**WRITTEN INSTRUCTION**
Every line of the data must be copied exactly.

— start of INPUT RECORDS —

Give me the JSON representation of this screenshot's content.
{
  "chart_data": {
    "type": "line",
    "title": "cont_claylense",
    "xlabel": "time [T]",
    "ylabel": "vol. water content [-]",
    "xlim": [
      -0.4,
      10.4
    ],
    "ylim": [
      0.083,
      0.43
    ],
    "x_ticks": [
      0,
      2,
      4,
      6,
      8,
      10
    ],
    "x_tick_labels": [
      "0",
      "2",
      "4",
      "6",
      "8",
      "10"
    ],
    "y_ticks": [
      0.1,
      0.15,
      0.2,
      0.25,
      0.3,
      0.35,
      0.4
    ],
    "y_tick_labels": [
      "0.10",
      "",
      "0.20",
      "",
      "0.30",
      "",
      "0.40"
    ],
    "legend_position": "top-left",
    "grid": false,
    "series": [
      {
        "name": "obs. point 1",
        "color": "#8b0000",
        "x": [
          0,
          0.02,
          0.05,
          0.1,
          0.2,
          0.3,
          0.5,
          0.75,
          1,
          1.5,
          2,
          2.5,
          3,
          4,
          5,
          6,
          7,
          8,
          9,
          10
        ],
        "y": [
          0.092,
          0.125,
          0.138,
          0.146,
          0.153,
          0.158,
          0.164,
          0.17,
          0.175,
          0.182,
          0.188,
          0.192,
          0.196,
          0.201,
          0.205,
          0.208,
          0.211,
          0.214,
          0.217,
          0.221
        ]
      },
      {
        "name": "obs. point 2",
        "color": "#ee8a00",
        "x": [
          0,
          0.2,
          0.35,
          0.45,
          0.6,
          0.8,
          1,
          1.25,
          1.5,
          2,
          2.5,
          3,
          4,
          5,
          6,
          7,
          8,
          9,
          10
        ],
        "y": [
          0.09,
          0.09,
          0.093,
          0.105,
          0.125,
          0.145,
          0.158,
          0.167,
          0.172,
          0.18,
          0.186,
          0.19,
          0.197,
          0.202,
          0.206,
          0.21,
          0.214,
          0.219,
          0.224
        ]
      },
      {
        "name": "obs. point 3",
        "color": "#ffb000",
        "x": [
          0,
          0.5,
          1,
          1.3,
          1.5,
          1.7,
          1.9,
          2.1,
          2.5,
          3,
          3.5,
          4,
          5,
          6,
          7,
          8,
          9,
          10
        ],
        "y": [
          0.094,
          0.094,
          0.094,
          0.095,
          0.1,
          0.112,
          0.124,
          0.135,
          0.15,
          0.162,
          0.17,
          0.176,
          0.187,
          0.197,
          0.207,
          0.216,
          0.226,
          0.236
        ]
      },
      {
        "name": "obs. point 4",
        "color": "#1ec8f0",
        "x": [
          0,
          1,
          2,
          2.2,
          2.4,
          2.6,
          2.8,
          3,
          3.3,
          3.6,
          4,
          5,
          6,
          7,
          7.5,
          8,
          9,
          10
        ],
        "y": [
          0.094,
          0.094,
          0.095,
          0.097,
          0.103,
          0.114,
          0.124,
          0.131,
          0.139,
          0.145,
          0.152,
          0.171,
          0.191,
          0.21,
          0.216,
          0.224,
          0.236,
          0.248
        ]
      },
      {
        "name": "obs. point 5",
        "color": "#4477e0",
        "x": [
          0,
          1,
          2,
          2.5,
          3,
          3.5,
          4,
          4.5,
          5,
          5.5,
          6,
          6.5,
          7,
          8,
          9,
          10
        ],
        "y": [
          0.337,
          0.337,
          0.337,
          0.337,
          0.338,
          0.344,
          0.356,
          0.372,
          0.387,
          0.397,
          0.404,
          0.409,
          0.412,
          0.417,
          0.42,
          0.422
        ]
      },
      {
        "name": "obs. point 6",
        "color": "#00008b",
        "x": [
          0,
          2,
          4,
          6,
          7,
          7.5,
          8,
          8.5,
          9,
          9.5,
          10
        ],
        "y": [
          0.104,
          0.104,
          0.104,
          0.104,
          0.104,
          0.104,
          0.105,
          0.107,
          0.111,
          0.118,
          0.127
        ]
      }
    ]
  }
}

— end of INPUT RECORDS —

**FINISHED EXERCISE**
Give me the JSON representation of this screenshot's content.
{
  "chart_data": {
    "type": "line",
    "title": "cont_claylense",
    "xlabel": "time [T]",
    "ylabel": "vol. water content [-]",
    "xlim": [
      -0.4,
      10.4
    ],
    "ylim": [
      0.083,
      0.43
    ],
    "x_ticks": [
      0,
      2,
      4,
      6,
      8,
      10
    ],
    "x_tick_labels": [
      "0",
      "2",
      "4",
      "6",
      "8",
      "10"
    ],
    "y_ticks": [
      0.1,
      0.15,
      0.2,
      0.25,
      0.3,
      0.35,
      0.4
    ],
    "y_tick_labels": [
      "0.10",
      "",
      "0.20",
      "",
      "0.30",
      "",
      "0.40"
    ],
    "legend_position": "top-left",
    "grid": false,
    "series": [
      {
        "name": "obs. point 1",
        "color": "#8b0000",
        "x": [
          0,
          0.02,
          0.05,
          0.1,
          0.2,
          0.3,
          0.5,
          0.75,
          1,
          1.5,
          2,
          2.5,
          3,
          4,
          5,
          6,
          7,
          8,
          9,
          10
        ],
        "y": [
          0.092,
          0.125,
          0.138,
          0.146,
          0.153,
          0.158,
          0.164,
          0.17,
          0.175,
          0.182,
          0.188,
          0.192,
          0.196,
          0.201,
          0.205,
          0.208,
          0.211,
          0.214,
          0.217,
          0.221
        ]
      },
      {
        "name": "obs. point 2",
        "color": "#ee8a00",
        "x": [
          0,
          0.2,
          0.35,
          0.45,
          0.6,
          0.8,
          1,
          1.25,
          1.5,
          2,
          2.5,
          3,
          4,
          5,
          6,
          7,
          8,
          9,
          10
        ],
        "y": [
          0.09,
          0.09,
          0.093,
          0.105,
          0.125,
          0.145,
          0.158,
          0.167,
          0.172,
          0.18,
          0.186,
          0.19,
          0.197,
          0.202,
          0.206,
          0.21,
          0.214,
          0.219,
          0.224
        ]
      },
      {
        "name": "obs. point 3",
        "color": "#ffb000",
        "x": [
          0,
          0.5,
          1,
          1.3,
          1.5,
          1.7,
          1.9,
          2.1,
          2.5,
          3,
          3.5,
          4,
          5,
          6,
          7,
          8,
          9,
          10
        ],
        "y": [
          0.094,
          0.094,
          0.094,
          0.095,
          0.1,
          0.112,
          0.124,
          0.135,
          0.15,
          0.162,
          0.17,
          0.176,
          0.187,
          0.197,
          0.207,
          0.216,
          0.226,
          0.236
        ]
      },
      {
        "name": "obs. point 4",
        "color": "#1ec8f0",
        "x": [
          0,
          1,
          2,
          2.2,
          2.4,
          2.6,
          2.8,
          3,
          3.3,
          3.6,
          4,
          5,
          6,
          7,
          7.5,
          8,
          9,
          10
        ],
        "y": [
          0.094,
          0.094,
          0.095,
          0.097,
          0.103,
          0.114,
          0.124,
          0.131,
          0.139,
          0.145,
          0.152,
          0.171,
          0.191,
          0.21,
          0.216,
          0.224,
          0.236,
          0.248
        ]
      },
      {
        "name": "obs. point 5",
        "color": "#4477e0",
        "x": [
          0,
          1,
          2,
          2.5,
          3,
          3.5,
          4,
          4.5,
          5,
          5.5,
          6,
          6.5,
          7,
          8,
          9,
          10
        ],
        "y": [
          0.337,
          0.337,
          0.337,
          0.337,
          0.338,
          0.344,
          0.356,
          0.372,
          0.387,
          0.397,
          0.404,
          0.409,
          0.412,
          0.417,
          0.42,
          0.422
        ]
      },
      {
        "name": "obs. point 6",
        "color": "#00008b",
        "x": [
          0,
          2,
          4,
          6,
          7,
          7.5,
          8,
          8.5,
          9,
          9.5,
          10
        ],
        "y": [
          0.104,
          0.104,
          0.104,
          0.104,
          0.104,
          0.104,
          0.105,
          0.107,
          0.111,
          0.118,
          0.127
        ]
      }
    ]
  }
}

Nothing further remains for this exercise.